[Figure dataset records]
>> Start

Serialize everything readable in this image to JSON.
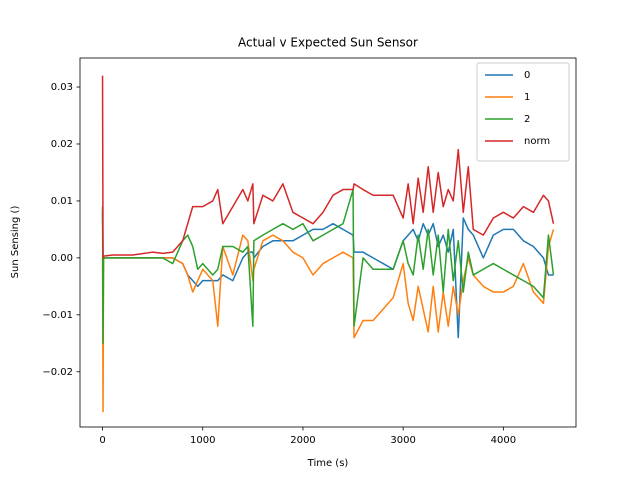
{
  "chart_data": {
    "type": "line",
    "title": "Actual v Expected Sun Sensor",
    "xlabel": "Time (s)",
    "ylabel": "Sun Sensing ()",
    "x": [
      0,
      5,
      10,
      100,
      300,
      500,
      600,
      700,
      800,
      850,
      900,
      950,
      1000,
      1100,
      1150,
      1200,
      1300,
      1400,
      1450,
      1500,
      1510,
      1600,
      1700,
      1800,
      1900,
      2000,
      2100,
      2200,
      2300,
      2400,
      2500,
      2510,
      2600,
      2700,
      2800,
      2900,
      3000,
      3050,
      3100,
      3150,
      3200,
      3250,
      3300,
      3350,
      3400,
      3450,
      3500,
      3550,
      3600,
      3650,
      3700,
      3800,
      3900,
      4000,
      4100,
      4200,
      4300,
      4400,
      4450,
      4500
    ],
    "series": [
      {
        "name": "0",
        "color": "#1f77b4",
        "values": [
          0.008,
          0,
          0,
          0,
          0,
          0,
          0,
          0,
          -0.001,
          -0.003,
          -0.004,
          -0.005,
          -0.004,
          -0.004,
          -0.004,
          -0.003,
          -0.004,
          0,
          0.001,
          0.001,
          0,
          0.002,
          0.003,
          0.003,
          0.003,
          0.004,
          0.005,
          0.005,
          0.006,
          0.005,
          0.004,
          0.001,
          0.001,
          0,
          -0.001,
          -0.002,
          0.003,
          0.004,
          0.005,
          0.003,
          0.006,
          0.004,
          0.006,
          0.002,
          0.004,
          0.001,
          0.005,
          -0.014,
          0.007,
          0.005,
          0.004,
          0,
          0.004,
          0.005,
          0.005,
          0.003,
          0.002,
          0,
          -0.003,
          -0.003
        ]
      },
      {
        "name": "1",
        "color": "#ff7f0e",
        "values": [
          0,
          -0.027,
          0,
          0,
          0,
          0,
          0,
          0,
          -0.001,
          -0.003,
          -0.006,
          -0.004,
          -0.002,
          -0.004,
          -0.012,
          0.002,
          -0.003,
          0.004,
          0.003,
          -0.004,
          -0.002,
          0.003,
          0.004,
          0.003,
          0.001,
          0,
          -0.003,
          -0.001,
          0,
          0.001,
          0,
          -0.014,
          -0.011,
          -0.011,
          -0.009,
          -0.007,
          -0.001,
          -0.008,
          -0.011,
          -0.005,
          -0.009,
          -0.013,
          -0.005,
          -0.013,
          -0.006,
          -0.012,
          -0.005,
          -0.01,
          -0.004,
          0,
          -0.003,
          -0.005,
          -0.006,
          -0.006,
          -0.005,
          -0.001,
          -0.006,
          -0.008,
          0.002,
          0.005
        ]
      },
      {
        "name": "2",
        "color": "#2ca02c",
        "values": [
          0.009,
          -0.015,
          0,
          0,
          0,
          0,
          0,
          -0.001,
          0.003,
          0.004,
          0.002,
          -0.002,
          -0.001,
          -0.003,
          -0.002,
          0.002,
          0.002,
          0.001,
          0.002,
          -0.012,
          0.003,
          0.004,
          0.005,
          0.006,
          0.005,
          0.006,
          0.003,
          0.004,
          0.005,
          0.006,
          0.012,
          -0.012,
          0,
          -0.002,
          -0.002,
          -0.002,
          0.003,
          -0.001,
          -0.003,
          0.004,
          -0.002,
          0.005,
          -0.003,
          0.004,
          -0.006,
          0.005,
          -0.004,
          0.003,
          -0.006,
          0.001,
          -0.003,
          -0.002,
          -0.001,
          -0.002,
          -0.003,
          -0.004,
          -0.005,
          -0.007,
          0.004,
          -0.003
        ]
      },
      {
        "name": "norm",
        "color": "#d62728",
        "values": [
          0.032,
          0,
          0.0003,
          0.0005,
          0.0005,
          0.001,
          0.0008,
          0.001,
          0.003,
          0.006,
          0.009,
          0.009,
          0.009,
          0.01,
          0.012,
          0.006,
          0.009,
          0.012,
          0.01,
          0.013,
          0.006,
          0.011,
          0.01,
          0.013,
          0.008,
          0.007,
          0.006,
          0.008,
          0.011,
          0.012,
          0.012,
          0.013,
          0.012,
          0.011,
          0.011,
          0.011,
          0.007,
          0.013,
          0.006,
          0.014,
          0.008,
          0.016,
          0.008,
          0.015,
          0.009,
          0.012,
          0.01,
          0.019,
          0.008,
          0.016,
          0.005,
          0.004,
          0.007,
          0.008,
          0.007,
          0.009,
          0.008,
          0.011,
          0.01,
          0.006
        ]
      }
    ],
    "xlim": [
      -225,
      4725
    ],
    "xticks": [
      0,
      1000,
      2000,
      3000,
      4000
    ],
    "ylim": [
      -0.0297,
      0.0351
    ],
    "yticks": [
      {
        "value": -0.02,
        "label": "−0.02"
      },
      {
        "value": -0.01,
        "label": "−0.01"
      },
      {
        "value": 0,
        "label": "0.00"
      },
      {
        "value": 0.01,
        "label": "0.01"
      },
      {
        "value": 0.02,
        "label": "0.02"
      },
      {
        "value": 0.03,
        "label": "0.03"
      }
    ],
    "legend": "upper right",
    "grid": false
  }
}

>> End

• [WHAT THE EXERCISE ASKS]:
Write out all the records again, exactly, minus any pictures.

• [SOLUTION TO THIS TASK]:
Serialize everything readable in this image to JSON.
{
  "chart_data": {
    "type": "line",
    "title": "Actual v Expected Sun Sensor",
    "xlabel": "Time (s)",
    "ylabel": "Sun Sensing ()",
    "x": [
      0,
      5,
      10,
      100,
      300,
      500,
      600,
      700,
      800,
      850,
      900,
      950,
      1000,
      1100,
      1150,
      1200,
      1300,
      1400,
      1450,
      1500,
      1510,
      1600,
      1700,
      1800,
      1900,
      2000,
      2100,
      2200,
      2300,
      2400,
      2500,
      2510,
      2600,
      2700,
      2800,
      2900,
      3000,
      3050,
      3100,
      3150,
      3200,
      3250,
      3300,
      3350,
      3400,
      3450,
      3500,
      3550,
      3600,
      3650,
      3700,
      3800,
      3900,
      4000,
      4100,
      4200,
      4300,
      4400,
      4450,
      4500
    ],
    "series": [
      {
        "name": "0",
        "color": "#1f77b4",
        "values": [
          0.008,
          0,
          0,
          0,
          0,
          0,
          0,
          0,
          -0.001,
          -0.003,
          -0.004,
          -0.005,
          -0.004,
          -0.004,
          -0.004,
          -0.003,
          -0.004,
          0,
          0.001,
          0.001,
          0,
          0.002,
          0.003,
          0.003,
          0.003,
          0.004,
          0.005,
          0.005,
          0.006,
          0.005,
          0.004,
          0.001,
          0.001,
          0,
          -0.001,
          -0.002,
          0.003,
          0.004,
          0.005,
          0.003,
          0.006,
          0.004,
          0.006,
          0.002,
          0.004,
          0.001,
          0.005,
          -0.014,
          0.007,
          0.005,
          0.004,
          0,
          0.004,
          0.005,
          0.005,
          0.003,
          0.002,
          0,
          -0.003,
          -0.003
        ]
      },
      {
        "name": "1",
        "color": "#ff7f0e",
        "values": [
          0,
          -0.027,
          0,
          0,
          0,
          0,
          0,
          0,
          -0.001,
          -0.003,
          -0.006,
          -0.004,
          -0.002,
          -0.004,
          -0.012,
          0.002,
          -0.003,
          0.004,
          0.003,
          -0.004,
          -0.002,
          0.003,
          0.004,
          0.003,
          0.001,
          0,
          -0.003,
          -0.001,
          0,
          0.001,
          0,
          -0.014,
          -0.011,
          -0.011,
          -0.009,
          -0.007,
          -0.001,
          -0.008,
          -0.011,
          -0.005,
          -0.009,
          -0.013,
          -0.005,
          -0.013,
          -0.006,
          -0.012,
          -0.005,
          -0.01,
          -0.004,
          0,
          -0.003,
          -0.005,
          -0.006,
          -0.006,
          -0.005,
          -0.001,
          -0.006,
          -0.008,
          0.002,
          0.005
        ]
      },
      {
        "name": "2",
        "color": "#2ca02c",
        "values": [
          0.009,
          -0.015,
          0,
          0,
          0,
          0,
          0,
          -0.001,
          0.003,
          0.004,
          0.002,
          -0.002,
          -0.001,
          -0.003,
          -0.002,
          0.002,
          0.002,
          0.001,
          0.002,
          -0.012,
          0.003,
          0.004,
          0.005,
          0.006,
          0.005,
          0.006,
          0.003,
          0.004,
          0.005,
          0.006,
          0.012,
          -0.012,
          0,
          -0.002,
          -0.002,
          -0.002,
          0.003,
          -0.001,
          -0.003,
          0.004,
          -0.002,
          0.005,
          -0.003,
          0.004,
          -0.006,
          0.005,
          -0.004,
          0.003,
          -0.006,
          0.001,
          -0.003,
          -0.002,
          -0.001,
          -0.002,
          -0.003,
          -0.004,
          -0.005,
          -0.007,
          0.004,
          -0.003
        ]
      },
      {
        "name": "norm",
        "color": "#d62728",
        "values": [
          0.032,
          0,
          0.0003,
          0.0005,
          0.0005,
          0.001,
          0.0008,
          0.001,
          0.003,
          0.006,
          0.009,
          0.009,
          0.009,
          0.01,
          0.012,
          0.006,
          0.009,
          0.012,
          0.01,
          0.013,
          0.006,
          0.011,
          0.01,
          0.013,
          0.008,
          0.007,
          0.006,
          0.008,
          0.011,
          0.012,
          0.012,
          0.013,
          0.012,
          0.011,
          0.011,
          0.011,
          0.007,
          0.013,
          0.006,
          0.014,
          0.008,
          0.016,
          0.008,
          0.015,
          0.009,
          0.012,
          0.01,
          0.019,
          0.008,
          0.016,
          0.005,
          0.004,
          0.007,
          0.008,
          0.007,
          0.009,
          0.008,
          0.011,
          0.01,
          0.006
        ]
      }
    ],
    "xlim": [
      -225,
      4725
    ],
    "xticks": [
      0,
      1000,
      2000,
      3000,
      4000
    ],
    "ylim": [
      -0.0297,
      0.0351
    ],
    "yticks": [
      {
        "value": -0.02,
        "label": "−0.02"
      },
      {
        "value": -0.01,
        "label": "−0.01"
      },
      {
        "value": 0,
        "label": "0.00"
      },
      {
        "value": 0.01,
        "label": "0.01"
      },
      {
        "value": 0.02,
        "label": "0.02"
      },
      {
        "value": 0.03,
        "label": "0.03"
      }
    ],
    "legend": "upper right",
    "grid": false
  }
}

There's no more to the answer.